[Records excerpted from a collection]

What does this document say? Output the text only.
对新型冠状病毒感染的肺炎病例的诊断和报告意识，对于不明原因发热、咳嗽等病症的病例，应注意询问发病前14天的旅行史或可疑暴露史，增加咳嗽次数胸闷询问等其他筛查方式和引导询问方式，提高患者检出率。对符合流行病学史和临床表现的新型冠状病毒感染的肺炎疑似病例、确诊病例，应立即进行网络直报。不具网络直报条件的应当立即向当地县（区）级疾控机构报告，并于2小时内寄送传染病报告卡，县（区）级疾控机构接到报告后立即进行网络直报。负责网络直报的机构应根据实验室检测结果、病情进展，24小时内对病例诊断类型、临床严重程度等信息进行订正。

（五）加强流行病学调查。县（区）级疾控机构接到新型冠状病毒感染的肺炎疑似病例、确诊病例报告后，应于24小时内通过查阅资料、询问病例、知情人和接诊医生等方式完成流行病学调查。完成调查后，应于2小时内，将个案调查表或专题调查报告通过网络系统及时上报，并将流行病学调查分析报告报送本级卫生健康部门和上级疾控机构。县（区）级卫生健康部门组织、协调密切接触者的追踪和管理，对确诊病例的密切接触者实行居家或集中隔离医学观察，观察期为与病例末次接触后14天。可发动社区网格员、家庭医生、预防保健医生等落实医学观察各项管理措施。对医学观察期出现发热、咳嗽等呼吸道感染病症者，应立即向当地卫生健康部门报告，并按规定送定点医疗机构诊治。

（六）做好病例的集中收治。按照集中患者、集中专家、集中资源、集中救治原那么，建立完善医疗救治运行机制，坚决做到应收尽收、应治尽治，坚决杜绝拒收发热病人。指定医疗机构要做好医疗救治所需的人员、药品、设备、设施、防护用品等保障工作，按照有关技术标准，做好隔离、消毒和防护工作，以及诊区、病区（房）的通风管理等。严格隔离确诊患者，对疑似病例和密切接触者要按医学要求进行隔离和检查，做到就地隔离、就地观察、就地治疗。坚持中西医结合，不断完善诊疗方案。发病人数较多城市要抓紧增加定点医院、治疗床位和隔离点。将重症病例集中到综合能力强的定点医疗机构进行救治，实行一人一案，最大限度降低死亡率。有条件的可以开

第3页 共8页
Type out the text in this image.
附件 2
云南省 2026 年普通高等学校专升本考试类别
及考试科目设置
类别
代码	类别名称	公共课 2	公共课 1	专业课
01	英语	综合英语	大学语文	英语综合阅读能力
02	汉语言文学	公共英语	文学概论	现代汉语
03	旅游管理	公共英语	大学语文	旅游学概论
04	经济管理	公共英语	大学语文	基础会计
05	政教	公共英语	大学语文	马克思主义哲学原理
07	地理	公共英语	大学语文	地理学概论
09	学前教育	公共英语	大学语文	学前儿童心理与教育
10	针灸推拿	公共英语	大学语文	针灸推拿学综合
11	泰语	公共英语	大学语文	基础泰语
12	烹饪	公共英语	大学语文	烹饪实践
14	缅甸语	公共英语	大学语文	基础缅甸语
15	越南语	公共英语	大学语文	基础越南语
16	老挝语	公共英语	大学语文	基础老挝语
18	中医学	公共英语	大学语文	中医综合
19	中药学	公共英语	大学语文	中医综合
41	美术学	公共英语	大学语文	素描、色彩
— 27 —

• **Exercise task**: Set down, word for word, every line from the line that holds "Type out the text in this image." to the end of the entries above, including both ends.

• **Result of the task**:
Type out the text in this image.
附件 2
云南省 2026 年普通高等学校专升本考试类别
及考试科目设置
类别
代码	类别名称	公共课 2	公共课 1	专业课
01	英语	综合英语	大学语文	英语综合阅读能力
02	汉语言文学	公共英语	文学概论	现代汉语
03	旅游管理	公共英语	大学语文	旅游学概论
04	经济管理	公共英语	大学语文	基础会计
05	政教	公共英语	大学语文	马克思主义哲学原理
07	地理	公共英语	大学语文	地理学概论
09	学前教育	公共英语	大学语文	学前儿童心理与教育
10	针灸推拿	公共英语	大学语文	针灸推拿学综合
11	泰语	公共英语	大学语文	基础泰语
12	烹饪	公共英语	大学语文	烹饪实践
14	缅甸语	公共英语	大学语文	基础缅甸语
15	越南语	公共英语	大学语文	基础越南语
16	老挝语	公共英语	大学语文	基础老挝语
18	中医学	公共英语	大学语文	中医综合
19	中药学	公共英语	大学语文	中医综合
41	美术学	公共英语	大学语文	素描、色彩
— 27 —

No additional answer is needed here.